**DO THIS:** Each record must be retyped in full. No character may differ.

**MATERIAL:**
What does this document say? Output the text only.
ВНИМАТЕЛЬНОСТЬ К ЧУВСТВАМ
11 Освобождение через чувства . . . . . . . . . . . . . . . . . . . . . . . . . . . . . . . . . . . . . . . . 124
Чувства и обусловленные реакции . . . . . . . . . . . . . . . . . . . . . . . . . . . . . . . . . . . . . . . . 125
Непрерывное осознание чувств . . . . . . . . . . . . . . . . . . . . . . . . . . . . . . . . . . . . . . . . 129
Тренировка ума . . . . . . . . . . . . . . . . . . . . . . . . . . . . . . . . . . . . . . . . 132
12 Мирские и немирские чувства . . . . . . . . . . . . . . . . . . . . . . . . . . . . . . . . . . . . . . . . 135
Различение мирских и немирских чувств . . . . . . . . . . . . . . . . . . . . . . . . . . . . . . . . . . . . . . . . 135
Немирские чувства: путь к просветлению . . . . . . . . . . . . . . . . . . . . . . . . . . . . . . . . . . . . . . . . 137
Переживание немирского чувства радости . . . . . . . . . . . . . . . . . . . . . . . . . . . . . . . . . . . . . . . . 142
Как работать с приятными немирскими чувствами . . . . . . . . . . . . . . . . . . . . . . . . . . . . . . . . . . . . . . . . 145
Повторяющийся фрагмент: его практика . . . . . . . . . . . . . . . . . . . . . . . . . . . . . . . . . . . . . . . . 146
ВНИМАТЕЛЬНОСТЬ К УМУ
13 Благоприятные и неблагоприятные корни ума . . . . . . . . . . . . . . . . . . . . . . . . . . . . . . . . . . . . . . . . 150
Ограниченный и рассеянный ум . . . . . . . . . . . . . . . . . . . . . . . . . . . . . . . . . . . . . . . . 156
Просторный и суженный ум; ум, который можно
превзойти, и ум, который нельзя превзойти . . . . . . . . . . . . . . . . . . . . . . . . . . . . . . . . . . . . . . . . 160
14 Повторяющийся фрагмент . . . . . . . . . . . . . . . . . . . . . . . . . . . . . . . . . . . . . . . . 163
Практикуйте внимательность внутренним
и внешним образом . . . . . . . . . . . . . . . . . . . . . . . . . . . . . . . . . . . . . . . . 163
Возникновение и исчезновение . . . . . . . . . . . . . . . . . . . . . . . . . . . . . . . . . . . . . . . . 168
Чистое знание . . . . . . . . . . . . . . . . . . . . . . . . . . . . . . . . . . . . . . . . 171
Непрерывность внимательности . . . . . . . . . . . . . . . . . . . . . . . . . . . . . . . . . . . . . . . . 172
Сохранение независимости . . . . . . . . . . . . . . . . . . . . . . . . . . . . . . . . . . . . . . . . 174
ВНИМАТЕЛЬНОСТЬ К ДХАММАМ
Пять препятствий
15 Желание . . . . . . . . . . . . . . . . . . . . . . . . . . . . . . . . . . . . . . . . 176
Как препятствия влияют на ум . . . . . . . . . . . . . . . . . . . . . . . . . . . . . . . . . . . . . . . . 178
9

**RESPONSE TO THIS TASK:**
What does this document say? Output the text only.
ВНИМАТЕЛЬНОСТЬ К ЧУВСТВАМ
11 Освобождение через чувства . . . . . . . . . . . . . . . . . . . . . . . . . . . . . . . . . . . . . . . . 124
Чувства и обусловленные реакции . . . . . . . . . . . . . . . . . . . . . . . . . . . . . . . . . . . . . . . . 125
Непрерывное осознание чувств . . . . . . . . . . . . . . . . . . . . . . . . . . . . . . . . . . . . . . . . 129
Тренировка ума . . . . . . . . . . . . . . . . . . . . . . . . . . . . . . . . . . . . . . . . 132
12 Мирские и немирские чувства . . . . . . . . . . . . . . . . . . . . . . . . . . . . . . . . . . . . . . . . 135
Различение мирских и немирских чувств . . . . . . . . . . . . . . . . . . . . . . . . . . . . . . . . . . . . . . . . 135
Немирские чувства: путь к просветлению . . . . . . . . . . . . . . . . . . . . . . . . . . . . . . . . . . . . . . . . 137
Переживание немирского чувства радости . . . . . . . . . . . . . . . . . . . . . . . . . . . . . . . . . . . . . . . . 142
Как работать с приятными немирскими чувствами . . . . . . . . . . . . . . . . . . . . . . . . . . . . . . . . . . . . . . . . 145
Повторяющийся фрагмент: его практика . . . . . . . . . . . . . . . . . . . . . . . . . . . . . . . . . . . . . . . . 146
ВНИМАТЕЛЬНОСТЬ К УМУ
13 Благоприятные и неблагоприятные корни ума . . . . . . . . . . . . . . . . . . . . . . . . . . . . . . . . . . . . . . . . 150
Ограниченный и рассеянный ум . . . . . . . . . . . . . . . . . . . . . . . . . . . . . . . . . . . . . . . . 156
Просторный и суженный ум; ум, который можно
превзойти, и ум, который нельзя превзойти . . . . . . . . . . . . . . . . . . . . . . . . . . . . . . . . . . . . . . . . 160
14 Повторяющийся фрагмент . . . . . . . . . . . . . . . . . . . . . . . . . . . . . . . . . . . . . . . . 163
Практикуйте внимательность внутренним
и внешним образом . . . . . . . . . . . . . . . . . . . . . . . . . . . . . . . . . . . . . . . . 163
Возникновение и исчезновение . . . . . . . . . . . . . . . . . . . . . . . . . . . . . . . . . . . . . . . . 168
Чистое знание . . . . . . . . . . . . . . . . . . . . . . . . . . . . . . . . . . . . . . . . 171
Непрерывность внимательности . . . . . . . . . . . . . . . . . . . . . . . . . . . . . . . . . . . . . . . . 172
Сохранение независимости . . . . . . . . . . . . . . . . . . . . . . . . . . . . . . . . . . . . . . . . 174
ВНИМАТЕЛЬНОСТЬ К ДХАММАМ
Пять препятствий
15 Желание . . . . . . . . . . . . . . . . . . . . . . . . . . . . . . . . . . . . . . . . 176
Как препятствия влияют на ум . . . . . . . . . . . . . . . . . . . . . . . . . . . . . . . . . . . . . . . . 178
9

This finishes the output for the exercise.